◆ THE EXERCISE ◆
Copy out each line that mentions the word "ดำรงตำแหน".
********************
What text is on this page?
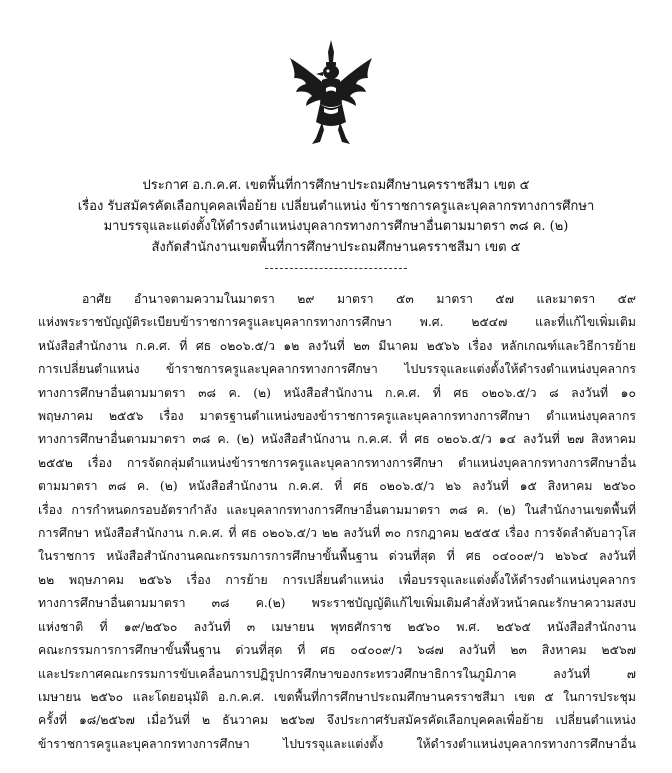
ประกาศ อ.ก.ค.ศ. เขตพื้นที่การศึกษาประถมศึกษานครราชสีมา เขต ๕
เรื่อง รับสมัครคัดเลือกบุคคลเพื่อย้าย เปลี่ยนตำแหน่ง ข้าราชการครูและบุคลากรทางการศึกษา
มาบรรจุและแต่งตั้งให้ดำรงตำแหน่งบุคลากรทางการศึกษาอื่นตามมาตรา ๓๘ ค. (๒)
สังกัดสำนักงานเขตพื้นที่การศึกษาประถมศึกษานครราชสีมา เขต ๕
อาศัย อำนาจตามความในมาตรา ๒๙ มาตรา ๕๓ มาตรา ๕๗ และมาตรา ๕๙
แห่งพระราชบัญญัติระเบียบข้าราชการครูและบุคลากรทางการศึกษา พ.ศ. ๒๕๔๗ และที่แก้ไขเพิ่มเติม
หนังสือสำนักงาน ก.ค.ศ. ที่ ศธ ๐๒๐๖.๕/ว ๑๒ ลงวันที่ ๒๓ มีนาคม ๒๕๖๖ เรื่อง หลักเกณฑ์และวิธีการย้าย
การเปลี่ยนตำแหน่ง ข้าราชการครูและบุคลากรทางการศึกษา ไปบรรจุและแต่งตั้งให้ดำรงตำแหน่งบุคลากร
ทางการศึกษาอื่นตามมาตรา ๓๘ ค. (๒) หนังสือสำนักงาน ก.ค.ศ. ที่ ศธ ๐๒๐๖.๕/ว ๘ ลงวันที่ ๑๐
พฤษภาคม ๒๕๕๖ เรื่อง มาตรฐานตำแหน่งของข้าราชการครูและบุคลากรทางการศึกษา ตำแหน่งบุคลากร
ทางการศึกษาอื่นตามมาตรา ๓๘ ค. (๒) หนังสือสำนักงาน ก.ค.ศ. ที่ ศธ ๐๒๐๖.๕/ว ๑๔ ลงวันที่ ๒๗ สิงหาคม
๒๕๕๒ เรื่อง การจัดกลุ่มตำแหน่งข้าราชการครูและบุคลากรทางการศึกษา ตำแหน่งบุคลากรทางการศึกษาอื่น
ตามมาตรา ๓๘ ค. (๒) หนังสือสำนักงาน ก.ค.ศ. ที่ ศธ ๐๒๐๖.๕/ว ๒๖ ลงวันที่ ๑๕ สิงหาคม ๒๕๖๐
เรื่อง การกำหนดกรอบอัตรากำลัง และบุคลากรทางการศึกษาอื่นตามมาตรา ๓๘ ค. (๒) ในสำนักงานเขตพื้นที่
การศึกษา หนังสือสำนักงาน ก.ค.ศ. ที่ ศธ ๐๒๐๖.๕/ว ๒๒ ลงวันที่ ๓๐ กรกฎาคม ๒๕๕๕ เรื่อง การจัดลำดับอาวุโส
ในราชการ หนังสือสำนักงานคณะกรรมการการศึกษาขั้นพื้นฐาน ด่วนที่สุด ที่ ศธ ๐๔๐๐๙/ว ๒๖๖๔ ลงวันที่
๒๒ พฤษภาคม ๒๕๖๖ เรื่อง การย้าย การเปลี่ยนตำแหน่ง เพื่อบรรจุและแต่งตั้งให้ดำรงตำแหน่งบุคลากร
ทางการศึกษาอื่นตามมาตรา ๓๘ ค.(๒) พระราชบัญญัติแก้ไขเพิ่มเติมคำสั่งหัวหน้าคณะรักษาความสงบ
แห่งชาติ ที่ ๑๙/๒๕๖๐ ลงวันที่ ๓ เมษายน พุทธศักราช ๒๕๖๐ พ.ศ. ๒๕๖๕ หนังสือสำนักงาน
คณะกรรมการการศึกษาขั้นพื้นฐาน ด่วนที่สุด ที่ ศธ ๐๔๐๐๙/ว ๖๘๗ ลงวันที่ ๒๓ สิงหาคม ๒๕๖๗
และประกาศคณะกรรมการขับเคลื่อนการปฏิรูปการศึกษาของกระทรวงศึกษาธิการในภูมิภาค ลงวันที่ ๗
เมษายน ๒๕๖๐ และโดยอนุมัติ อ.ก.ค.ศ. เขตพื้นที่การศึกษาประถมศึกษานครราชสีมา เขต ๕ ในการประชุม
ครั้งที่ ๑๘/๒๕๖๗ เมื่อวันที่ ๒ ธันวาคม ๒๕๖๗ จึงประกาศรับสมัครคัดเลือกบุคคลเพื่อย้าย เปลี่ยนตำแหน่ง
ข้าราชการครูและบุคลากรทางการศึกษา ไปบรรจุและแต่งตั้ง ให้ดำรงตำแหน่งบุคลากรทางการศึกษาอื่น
********************
◆ SOLUTION ◆
มาบรรจุและแต่งตั้งให้ดำรงตำแหน่งบุคลากรทางการศึกษาอื่นตามมาตรา ๓๘ ค. (๒)
การเปลี่ยนตำแหน่ง ข้าราชการครูและบุคลากรทางการศึกษา ไปบรรจุและแต่งตั้งให้ดำรงตำแหน่งบุคลากร
๒๒ พฤษภาคม ๒๕๖๖ เรื่อง การย้าย การเปลี่ยนตำแหน่ง เพื่อบรรจุและแต่งตั้งให้ดำรงตำแหน่งบุคลากร
ข้าราชการครูและบุคลากรทางการศึกษา ไปบรรจุและแต่งตั้ง ให้ดำรงตำแหน่งบุคลากรทางการศึกษาอื่น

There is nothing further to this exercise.